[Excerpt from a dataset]
· · · · · · ·

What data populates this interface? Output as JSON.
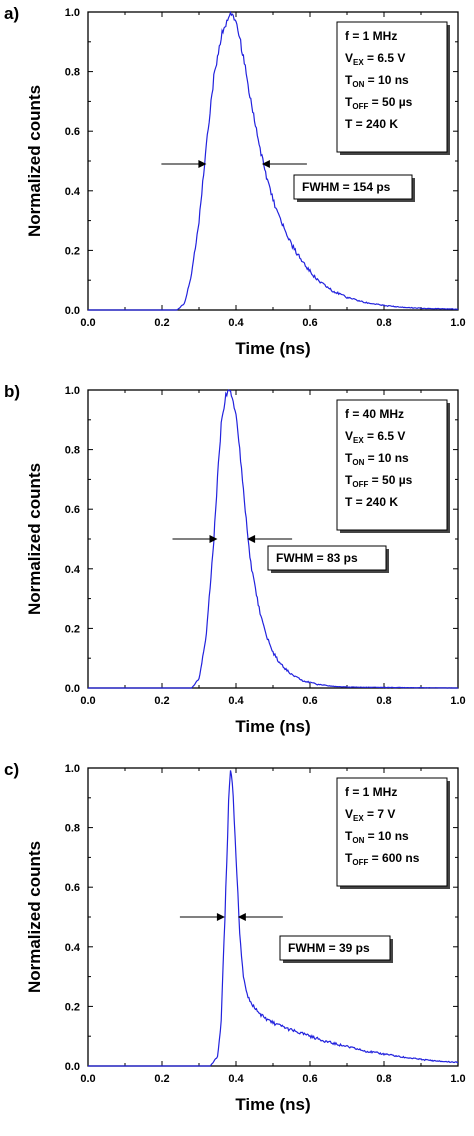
{
  "chart_data": [
    {
      "type": "line",
      "panel_label": "a)",
      "xlabel": "Time (ns)",
      "ylabel": "Normalized counts",
      "xlim": [
        0.0,
        1.0
      ],
      "ylim": [
        0.0,
        1.0
      ],
      "x_ticks": [
        "0.0",
        "0.2",
        "0.4",
        "0.6",
        "0.8",
        "1.0"
      ],
      "y_ticks": [
        "0.0",
        "0.2",
        "0.4",
        "0.6",
        "0.8",
        "1.0"
      ],
      "series": [
        {
          "color": "#2222dd",
          "x": [
            0.0,
            0.24,
            0.26,
            0.28,
            0.3,
            0.32,
            0.34,
            0.36,
            0.38,
            0.39,
            0.4,
            0.42,
            0.44,
            0.46,
            0.48,
            0.5,
            0.52,
            0.55,
            0.58,
            0.62,
            0.66,
            0.7,
            0.75,
            0.8,
            0.85,
            0.9,
            0.95,
            1.0
          ],
          "y": [
            0.0,
            0.0,
            0.02,
            0.12,
            0.3,
            0.55,
            0.78,
            0.92,
            0.98,
            1.0,
            0.97,
            0.85,
            0.7,
            0.57,
            0.46,
            0.37,
            0.3,
            0.22,
            0.16,
            0.1,
            0.065,
            0.042,
            0.025,
            0.015,
            0.009,
            0.006,
            0.004,
            0.003
          ]
        }
      ],
      "annotation_lines": [
        "f = 1 MHz",
        "V",
        "EX",
        " = 6.5 V",
        "T",
        "ON",
        " = 10 ns",
        "T",
        "OFF",
        " = 50 µs",
        "T = 240 K"
      ],
      "fwhm_label": "FWHM = 154 ps",
      "fwhm_y": 0.49,
      "fwhm_left_x": 0.32,
      "fwhm_right_x": 0.47
    },
    {
      "type": "line",
      "panel_label": "b)",
      "xlabel": "Time (ns)",
      "ylabel": "Normalized counts",
      "xlim": [
        0.0,
        1.0
      ],
      "ylim": [
        0.0,
        1.0
      ],
      "x_ticks": [
        "0.0",
        "0.2",
        "0.4",
        "0.6",
        "0.8",
        "1.0"
      ],
      "y_ticks": [
        "0.0",
        "0.2",
        "0.4",
        "0.6",
        "0.8",
        "1.0"
      ],
      "series": [
        {
          "color": "#2222dd",
          "x": [
            0.0,
            0.28,
            0.3,
            0.32,
            0.34,
            0.35,
            0.36,
            0.37,
            0.38,
            0.39,
            0.4,
            0.41,
            0.42,
            0.43,
            0.44,
            0.46,
            0.48,
            0.5,
            0.52,
            0.55,
            0.58,
            0.62,
            0.66,
            0.7,
            1.0
          ],
          "y": [
            0.0,
            0.0,
            0.03,
            0.18,
            0.5,
            0.7,
            0.88,
            0.97,
            1.0,
            0.98,
            0.92,
            0.8,
            0.66,
            0.53,
            0.42,
            0.28,
            0.18,
            0.12,
            0.08,
            0.045,
            0.025,
            0.012,
            0.006,
            0.003,
            0.0
          ]
        }
      ],
      "annotation_lines": [
        "f = 40 MHz",
        "V",
        "EX",
        " = 6.5 V",
        "T",
        "ON",
        " = 10 ns",
        "T",
        "OFF",
        " = 50 µs",
        "T = 240 K"
      ],
      "fwhm_label": "FWHM = 83 ps",
      "fwhm_y": 0.5,
      "fwhm_left_x": 0.35,
      "fwhm_right_x": 0.43
    },
    {
      "type": "line",
      "panel_label": "c)",
      "xlabel": "Time (ns)",
      "ylabel": "Normalized counts",
      "xlim": [
        0.0,
        1.0
      ],
      "ylim": [
        0.0,
        1.0
      ],
      "x_ticks": [
        "0.0",
        "0.2",
        "0.4",
        "0.6",
        "0.8",
        "1.0"
      ],
      "y_ticks": [
        "0.0",
        "0.2",
        "0.4",
        "0.6",
        "0.8",
        "1.0"
      ],
      "series": [
        {
          "color": "#2222dd",
          "x": [
            0.0,
            0.33,
            0.35,
            0.36,
            0.37,
            0.38,
            0.385,
            0.39,
            0.4,
            0.41,
            0.42,
            0.43,
            0.44,
            0.46,
            0.48,
            0.5,
            0.55,
            0.6,
            0.65,
            0.7,
            0.75,
            0.8,
            0.85,
            0.9,
            0.95,
            1.0
          ],
          "y": [
            0.0,
            0.0,
            0.03,
            0.15,
            0.5,
            0.88,
            0.98,
            0.96,
            0.7,
            0.45,
            0.3,
            0.24,
            0.21,
            0.18,
            0.16,
            0.145,
            0.12,
            0.1,
            0.08,
            0.065,
            0.05,
            0.04,
            0.03,
            0.022,
            0.016,
            0.012
          ]
        }
      ],
      "annotation_lines": [
        "f = 1 MHz",
        "V",
        "EX",
        " = 7 V",
        "T",
        "ON",
        " = 10 ns",
        "T",
        "OFF",
        " = 600 ns"
      ],
      "fwhm_label": "FWHM = 39 ps",
      "fwhm_y": 0.5,
      "fwhm_left_x": 0.37,
      "fwhm_right_x": 0.405
    }
  ]
}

· · · · · · ·

## What is needed
Quote every record above exactly, leaving out the pictures.

## Written answer
What data populates this interface? Output as JSON.
{
  "chart_data": [
    {
      "type": "line",
      "panel_label": "a)",
      "xlabel": "Time (ns)",
      "ylabel": "Normalized counts",
      "xlim": [
        0.0,
        1.0
      ],
      "ylim": [
        0.0,
        1.0
      ],
      "x_ticks": [
        "0.0",
        "0.2",
        "0.4",
        "0.6",
        "0.8",
        "1.0"
      ],
      "y_ticks": [
        "0.0",
        "0.2",
        "0.4",
        "0.6",
        "0.8",
        "1.0"
      ],
      "series": [
        {
          "color": "#2222dd",
          "x": [
            0.0,
            0.24,
            0.26,
            0.28,
            0.3,
            0.32,
            0.34,
            0.36,
            0.38,
            0.39,
            0.4,
            0.42,
            0.44,
            0.46,
            0.48,
            0.5,
            0.52,
            0.55,
            0.58,
            0.62,
            0.66,
            0.7,
            0.75,
            0.8,
            0.85,
            0.9,
            0.95,
            1.0
          ],
          "y": [
            0.0,
            0.0,
            0.02,
            0.12,
            0.3,
            0.55,
            0.78,
            0.92,
            0.98,
            1.0,
            0.97,
            0.85,
            0.7,
            0.57,
            0.46,
            0.37,
            0.3,
            0.22,
            0.16,
            0.1,
            0.065,
            0.042,
            0.025,
            0.015,
            0.009,
            0.006,
            0.004,
            0.003
          ]
        }
      ],
      "annotation_lines": [
        "f = 1 MHz",
        "V",
        "EX",
        " = 6.5 V",
        "T",
        "ON",
        " = 10 ns",
        "T",
        "OFF",
        " = 50 µs",
        "T = 240 K"
      ],
      "fwhm_label": "FWHM = 154 ps",
      "fwhm_y": 0.49,
      "fwhm_left_x": 0.32,
      "fwhm_right_x": 0.47
    },
    {
      "type": "line",
      "panel_label": "b)",
      "xlabel": "Time (ns)",
      "ylabel": "Normalized counts",
      "xlim": [
        0.0,
        1.0
      ],
      "ylim": [
        0.0,
        1.0
      ],
      "x_ticks": [
        "0.0",
        "0.2",
        "0.4",
        "0.6",
        "0.8",
        "1.0"
      ],
      "y_ticks": [
        "0.0",
        "0.2",
        "0.4",
        "0.6",
        "0.8",
        "1.0"
      ],
      "series": [
        {
          "color": "#2222dd",
          "x": [
            0.0,
            0.28,
            0.3,
            0.32,
            0.34,
            0.35,
            0.36,
            0.37,
            0.38,
            0.39,
            0.4,
            0.41,
            0.42,
            0.43,
            0.44,
            0.46,
            0.48,
            0.5,
            0.52,
            0.55,
            0.58,
            0.62,
            0.66,
            0.7,
            1.0
          ],
          "y": [
            0.0,
            0.0,
            0.03,
            0.18,
            0.5,
            0.7,
            0.88,
            0.97,
            1.0,
            0.98,
            0.92,
            0.8,
            0.66,
            0.53,
            0.42,
            0.28,
            0.18,
            0.12,
            0.08,
            0.045,
            0.025,
            0.012,
            0.006,
            0.003,
            0.0
          ]
        }
      ],
      "annotation_lines": [
        "f = 40 MHz",
        "V",
        "EX",
        " = 6.5 V",
        "T",
        "ON",
        " = 10 ns",
        "T",
        "OFF",
        " = 50 µs",
        "T = 240 K"
      ],
      "fwhm_label": "FWHM = 83 ps",
      "fwhm_y": 0.5,
      "fwhm_left_x": 0.35,
      "fwhm_right_x": 0.43
    },
    {
      "type": "line",
      "panel_label": "c)",
      "xlabel": "Time (ns)",
      "ylabel": "Normalized counts",
      "xlim": [
        0.0,
        1.0
      ],
      "ylim": [
        0.0,
        1.0
      ],
      "x_ticks": [
        "0.0",
        "0.2",
        "0.4",
        "0.6",
        "0.8",
        "1.0"
      ],
      "y_ticks": [
        "0.0",
        "0.2",
        "0.4",
        "0.6",
        "0.8",
        "1.0"
      ],
      "series": [
        {
          "color": "#2222dd",
          "x": [
            0.0,
            0.33,
            0.35,
            0.36,
            0.37,
            0.38,
            0.385,
            0.39,
            0.4,
            0.41,
            0.42,
            0.43,
            0.44,
            0.46,
            0.48,
            0.5,
            0.55,
            0.6,
            0.65,
            0.7,
            0.75,
            0.8,
            0.85,
            0.9,
            0.95,
            1.0
          ],
          "y": [
            0.0,
            0.0,
            0.03,
            0.15,
            0.5,
            0.88,
            0.98,
            0.96,
            0.7,
            0.45,
            0.3,
            0.24,
            0.21,
            0.18,
            0.16,
            0.145,
            0.12,
            0.1,
            0.08,
            0.065,
            0.05,
            0.04,
            0.03,
            0.022,
            0.016,
            0.012
          ]
        }
      ],
      "annotation_lines": [
        "f = 1 MHz",
        "V",
        "EX",
        " = 7 V",
        "T",
        "ON",
        " = 10 ns",
        "T",
        "OFF",
        " = 600 ns"
      ],
      "fwhm_label": "FWHM = 39 ps",
      "fwhm_y": 0.5,
      "fwhm_left_x": 0.37,
      "fwhm_right_x": 0.405
    }
  ]
}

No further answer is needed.